Repeat the material below exactly, with no pictures.

[Data listing]
· · ·
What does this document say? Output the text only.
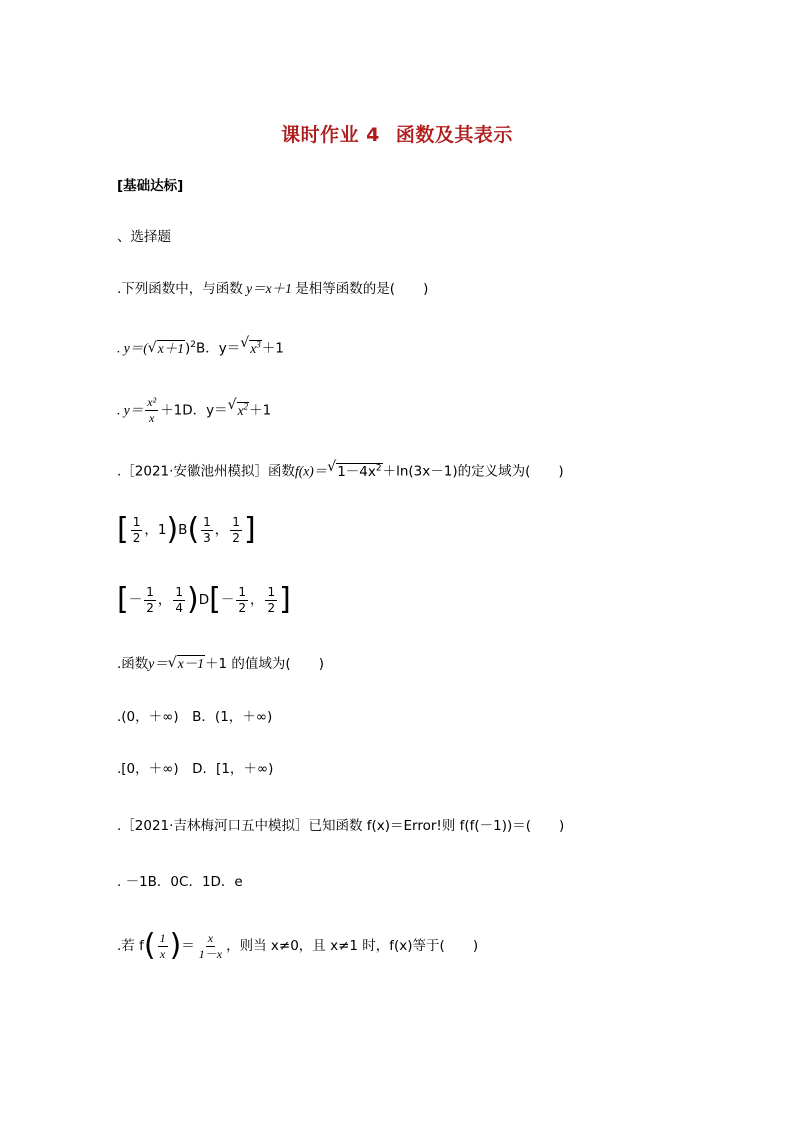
课时作业 4 函数及其表示
[基础达标]
、选择题
.下列函数中，与函数 y＝x＋1 是相等函数的是( )
. y＝( √ x＋1)$^2$B．y＝ √ $x^3+1$
. $y= \frac{\text{x²}}{x} +1D$．y＝ √ $x^2+1$
.［2021·安徽池州模拟］函数f(x)＝ √ $1-4x^2+\ln(3x-1)$的定义域为( )
[ $\frac{1}{2}$ ，$1)B( \frac{1}{3}$ ， $\frac{1}{2}$ ]
[－ $\frac{1}{2}$ ， $\frac{1}{4} )D[- \frac{1}{2}$ ， $\frac{1}{2}$ ]
.函数y＝ √ x－1＋1 的值域为( )
.(0，＋∞)　B．(1，＋∞)
.[0，＋∞)　D．[1，＋∞)
.［2021·吉林梅河口五中模拟］已知函数 f(x)＝Error!则 f(f(－1))＝( )
. －1B．0C．1D．e
.若 $f( \frac{1}{x}$ )＝ $\frac{x}{1-x}$ ，则当 x≠0，且 x≠1 时，f(x)等于( )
· · ·
» **Expected output**
What does this document say? Output the text only.
课时作业 4 函数及其表示
[基础达标]
、选择题
.下列函数中，与函数 y＝x＋1 是相等函数的是( )
. y＝( √ x＋1)$^2$B．y＝ √ $x^3+1$
. $y= \frac{\text{x²}}{x} +1D$．y＝ √ $x^2+1$
.［2021·安徽池州模拟］函数f(x)＝ √ $1-4x^2+\ln(3x-1)$的定义域为( )
[ $\frac{1}{2}$ ，$1)B( \frac{1}{3}$ ， $\frac{1}{2}$ ]
[－ $\frac{1}{2}$ ， $\frac{1}{4} )D[- \frac{1}{2}$ ， $\frac{1}{2}$ ]
.函数y＝ √ x－1＋1 的值域为( )
.(0，＋∞)　B．(1，＋∞)
.[0，＋∞)　D．[1，＋∞)
.［2021·吉林梅河口五中模拟］已知函数 f(x)＝Error!则 f(f(－1))＝( )
. －1B．0C．1D．e
.若 $f( \frac{1}{x}$ )＝ $\frac{x}{1-x}$ ，则当 x≠0，且 x≠1 时，f(x)等于( )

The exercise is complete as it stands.